Description of the task: Output every entry exactly as written.

Excerpted data:
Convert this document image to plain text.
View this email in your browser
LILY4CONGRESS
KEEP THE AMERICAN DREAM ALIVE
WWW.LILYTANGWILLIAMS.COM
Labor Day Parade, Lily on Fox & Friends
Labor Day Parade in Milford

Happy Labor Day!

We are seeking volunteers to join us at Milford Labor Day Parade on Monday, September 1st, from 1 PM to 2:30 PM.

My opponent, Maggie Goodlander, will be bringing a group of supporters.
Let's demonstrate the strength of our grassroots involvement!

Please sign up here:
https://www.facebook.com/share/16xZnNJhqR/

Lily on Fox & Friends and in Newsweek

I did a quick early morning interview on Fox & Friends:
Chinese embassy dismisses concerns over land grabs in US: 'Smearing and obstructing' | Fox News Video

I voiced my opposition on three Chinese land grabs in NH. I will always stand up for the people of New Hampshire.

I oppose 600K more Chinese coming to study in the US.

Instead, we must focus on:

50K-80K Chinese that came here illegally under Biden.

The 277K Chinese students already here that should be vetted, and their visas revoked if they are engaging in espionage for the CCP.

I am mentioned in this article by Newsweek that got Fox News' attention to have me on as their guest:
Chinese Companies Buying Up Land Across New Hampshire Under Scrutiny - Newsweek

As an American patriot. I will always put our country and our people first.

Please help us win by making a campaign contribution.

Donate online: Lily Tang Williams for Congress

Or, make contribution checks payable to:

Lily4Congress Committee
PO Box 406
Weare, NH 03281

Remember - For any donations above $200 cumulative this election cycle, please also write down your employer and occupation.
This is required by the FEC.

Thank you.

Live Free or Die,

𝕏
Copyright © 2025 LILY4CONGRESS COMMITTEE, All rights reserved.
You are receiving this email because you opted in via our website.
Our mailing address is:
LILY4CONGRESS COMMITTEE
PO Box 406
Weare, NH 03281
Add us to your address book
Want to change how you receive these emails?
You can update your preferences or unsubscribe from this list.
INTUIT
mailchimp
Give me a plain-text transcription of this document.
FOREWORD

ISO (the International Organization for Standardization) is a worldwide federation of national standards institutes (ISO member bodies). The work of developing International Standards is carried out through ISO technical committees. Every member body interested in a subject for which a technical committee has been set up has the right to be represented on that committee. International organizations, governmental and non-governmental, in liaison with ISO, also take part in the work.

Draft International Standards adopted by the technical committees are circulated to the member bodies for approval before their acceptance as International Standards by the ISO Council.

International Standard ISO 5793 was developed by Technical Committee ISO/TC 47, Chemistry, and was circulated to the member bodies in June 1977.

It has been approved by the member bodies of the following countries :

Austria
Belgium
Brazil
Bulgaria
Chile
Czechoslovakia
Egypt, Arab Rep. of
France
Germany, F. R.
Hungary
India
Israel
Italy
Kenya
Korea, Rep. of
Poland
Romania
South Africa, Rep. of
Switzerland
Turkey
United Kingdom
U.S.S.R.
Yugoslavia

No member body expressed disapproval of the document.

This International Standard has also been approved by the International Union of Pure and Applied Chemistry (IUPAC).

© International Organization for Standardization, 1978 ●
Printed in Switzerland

Complete output:
Convert this document image to plain text.
View this email in your browser
LILY4CONGRESS
KEEP THE AMERICAN DREAM ALIVE
WWW.LILYTANGWILLIAMS.COM
Labor Day Parade, Lily on Fox & Friends
Labor Day Parade in Milford

Happy Labor Day!

We are seeking volunteers to join us at Milford Labor Day Parade on Monday, September 1st, from 1 PM to 2:30 PM.

My opponent, Maggie Goodlander, will be bringing a group of supporters.
Let's demonstrate the strength of our grassroots involvement!

Please sign up here:
https://www.facebook.com/share/16xZnNJhqR/

Lily on Fox & Friends and in Newsweek

I did a quick early morning interview on Fox & Friends:
Chinese embassy dismisses concerns over land grabs in US: 'Smearing and obstructing' | Fox News Video

I voiced my opposition on three Chinese land grabs in NH. I will always stand up for the people of New Hampshire.

I oppose 600K more Chinese coming to study in the US.

Instead, we must focus on:

50K-80K Chinese that came here illegally under Biden.

The 277K Chinese students already here that should be vetted, and their visas revoked if they are engaging in espionage for the CCP.

I am mentioned in this article by Newsweek that got Fox News' attention to have me on as their guest:
Chinese Companies Buying Up Land Across New Hampshire Under Scrutiny - Newsweek

As an American patriot. I will always put our country and our people first.

Please help us win by making a campaign contribution.

Donate online: Lily Tang Williams for Congress

Or, make contribution checks payable to:

Lily4Congress Committee
PO Box 406
Weare, NH 03281

Remember - For any donations above $200 cumulative this election cycle, please also write down your employer and occupation.
This is required by the FEC.

Thank you.

Live Free or Die,

𝕏
Copyright © 2025 LILY4CONGRESS COMMITTEE, All rights reserved.
You are receiving this email because you opted in via our website.
Our mailing address is:
LILY4CONGRESS COMMITTEE
PO Box 406
Weare, NH 03281
Add us to your address book
Want to change how you receive these emails?
You can update your preferences or unsubscribe from this list.
INTUIT
mailchimp
Give me a plain-text transcription of this document.
FOREWORD

ISO (the International Organization for Standardization) is a worldwide federation of national standards institutes (ISO member bodies). The work of developing International Standards is carried out through ISO technical committees. Every member body interested in a subject for which a technical committee has been set up has the right to be represented on that committee. International organizations, governmental and non-governmental, in liaison with ISO, also take part in the work.

Draft International Standards adopted by the technical committees are circulated to the member bodies for approval before their acceptance as International Standards by the ISO Council.

International Standard ISO 5793 was developed by Technical Committee ISO/TC 47, Chemistry, and was circulated to the member bodies in June 1977.

It has been approved by the member bodies of the following countries :

Austria
Belgium
Brazil
Bulgaria
Chile
Czechoslovakia
Egypt, Arab Rep. of
France
Germany, F. R.
Hungary
India
Israel
Italy
Kenya
Korea, Rep. of
Poland
Romania
South Africa, Rep. of
Switzerland
Turkey
United Kingdom
U.S.S.R.
Yugoslavia

No member body expressed disapproval of the document.

This International Standard has also been approved by the International Union of Pure and Applied Chemistry (IUPAC).

© International Organization for Standardization, 1978 ●
Printed in Switzerland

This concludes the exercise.